:: INPUT ROWS ::

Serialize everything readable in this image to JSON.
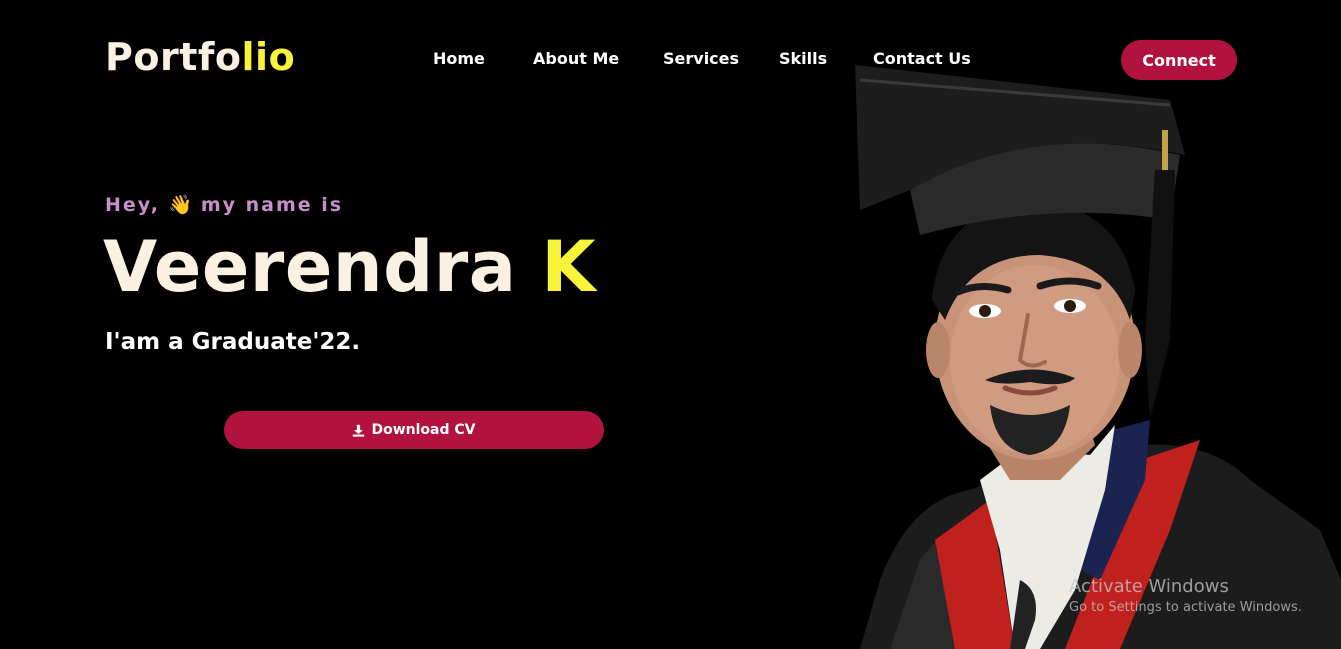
{
  "header": {
    "logo_main": "Portfo",
    "logo_accent": "lio",
    "nav": [
      {
        "label": "Home"
      },
      {
        "label": "About Me"
      },
      {
        "label": "Services"
      },
      {
        "label": "Skills"
      },
      {
        "label": "Contact Us"
      }
    ],
    "connect_label": "Connect"
  },
  "hero": {
    "greeting_pre": "Hey,",
    "greeting_emoji": "👋",
    "greeting_post": "my name is",
    "name_main": "Veerendra",
    "name_accent": "K",
    "tagline": "I'am a Graduate'22.",
    "download_label": "Download CV",
    "download_icon": "download-icon"
  },
  "portrait": {
    "icon": "graduate-portrait"
  },
  "watermark": {
    "title": "Activate Windows",
    "subtitle": "Go to Settings to activate Windows."
  },
  "colors": {
    "background": "#000000",
    "accent_yellow": "#f8f33b",
    "accent_crimson": "#b2133e",
    "greeting_purple": "#c98fc9",
    "text_cream": "#faf1e3"
  }
}
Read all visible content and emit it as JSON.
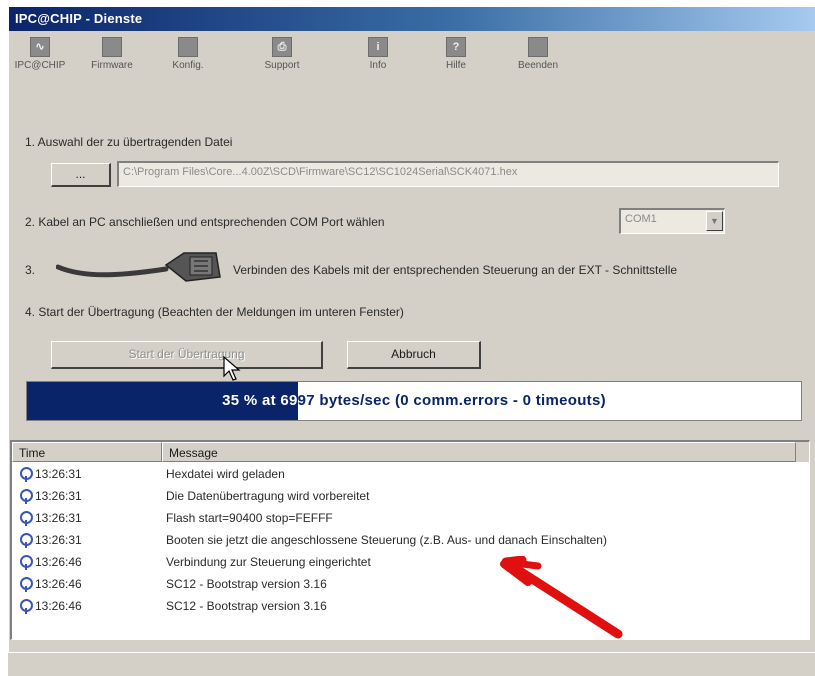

:::

WHAT TO DO
Find the string "icon" in the listing and return every line that holds it.

SOLUTION TO THIS EXERCISE
    "download_icon": "download-icon"
    "icon": "graduate-portrait"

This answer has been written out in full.